Task to complete: Reproduce the records below exactly, leaving out any pictures.

Input data:
>>
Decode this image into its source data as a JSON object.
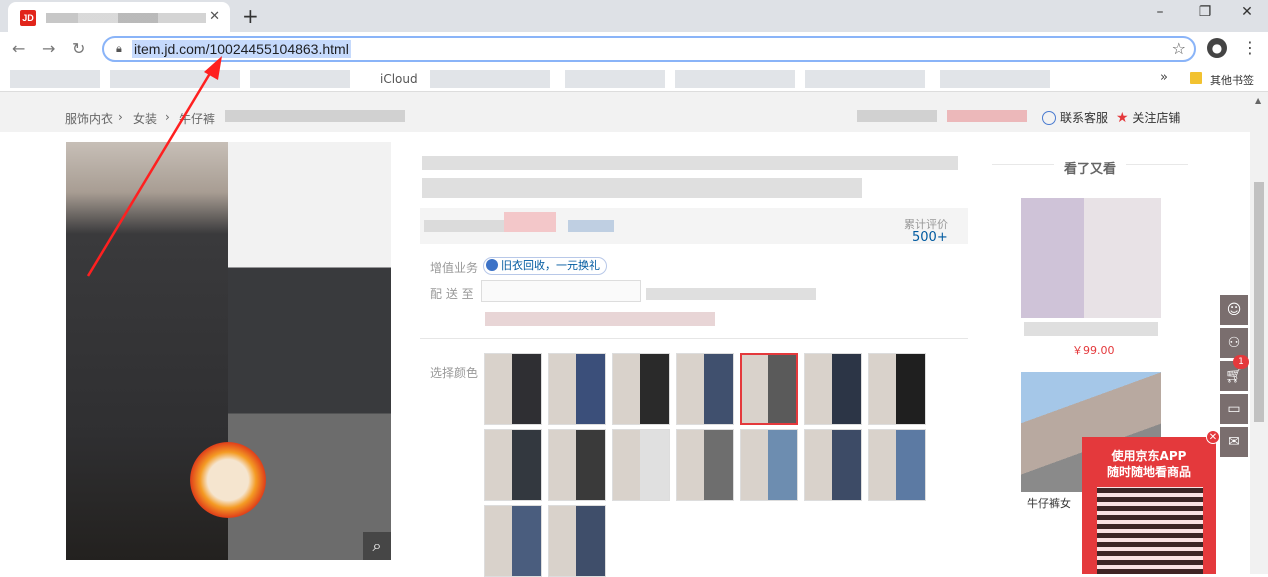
{
  "browser": {
    "tab_favicon": "JD",
    "new_tab_label": "+",
    "url": "item.jd.com/10024455104863.html",
    "bookmarks": {
      "icloud": "iCloud",
      "more": "»",
      "other_folder": "其他书签"
    },
    "window_controls": {
      "minimize": "–",
      "maximize": "❐",
      "close": "✕"
    }
  },
  "breadcrumb": {
    "items": [
      "服饰内衣",
      "女装",
      "牛仔裤"
    ],
    "separator": "›"
  },
  "shop_links": {
    "service": "联系客服",
    "follow": "关注店铺"
  },
  "product": {
    "reviews_label": "累计评价",
    "reviews_count": "500+",
    "value_added_label": "增值业务",
    "recycle_label": "旧衣回收，一元换礼",
    "delivery_label": "配 送 至",
    "color_label": "选择颜色",
    "color_swatch_count": 16,
    "selected_swatch_index": 4,
    "zoom_icon": "magnifier-icon"
  },
  "sidebar": {
    "title": "看了又看",
    "items": [
      {
        "price": "￥99.00"
      },
      {
        "caption": "牛仔裤女"
      }
    ]
  },
  "floating_toolbar": {
    "buttons": [
      "chat-icon",
      "user-icon",
      "cart-icon",
      "coupon-icon",
      "feedback-icon"
    ],
    "cart_badge": "1"
  },
  "app_ad": {
    "line1": "使用京东APP",
    "line2": "随时随地看商品",
    "close": "✕"
  },
  "colors": {
    "jd_red": "#e4393c",
    "link_blue": "#005aa0",
    "highlight": "#c6dafc"
  }
}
<<
Full output:
Decode this image into its source data as a JSON object.
{
  "browser": {
    "tab_favicon": "JD",
    "new_tab_label": "+",
    "url": "item.jd.com/10024455104863.html",
    "bookmarks": {
      "icloud": "iCloud",
      "more": "»",
      "other_folder": "其他书签"
    },
    "window_controls": {
      "minimize": "–",
      "maximize": "❐",
      "close": "✕"
    }
  },
  "breadcrumb": {
    "items": [
      "服饰内衣",
      "女装",
      "牛仔裤"
    ],
    "separator": "›"
  },
  "shop_links": {
    "service": "联系客服",
    "follow": "关注店铺"
  },
  "product": {
    "reviews_label": "累计评价",
    "reviews_count": "500+",
    "value_added_label": "增值业务",
    "recycle_label": "旧衣回收，一元换礼",
    "delivery_label": "配 送 至",
    "color_label": "选择颜色",
    "color_swatch_count": 16,
    "selected_swatch_index": 4,
    "zoom_icon": "magnifier-icon"
  },
  "sidebar": {
    "title": "看了又看",
    "items": [
      {
        "price": "￥99.00"
      },
      {
        "caption": "牛仔裤女"
      }
    ]
  },
  "floating_toolbar": {
    "buttons": [
      "chat-icon",
      "user-icon",
      "cart-icon",
      "coupon-icon",
      "feedback-icon"
    ],
    "cart_badge": "1"
  },
  "app_ad": {
    "line1": "使用京东APP",
    "line2": "随时随地看商品",
    "close": "✕"
  },
  "colors": {
    "jd_red": "#e4393c",
    "link_blue": "#005aa0",
    "highlight": "#c6dafc"
  }
}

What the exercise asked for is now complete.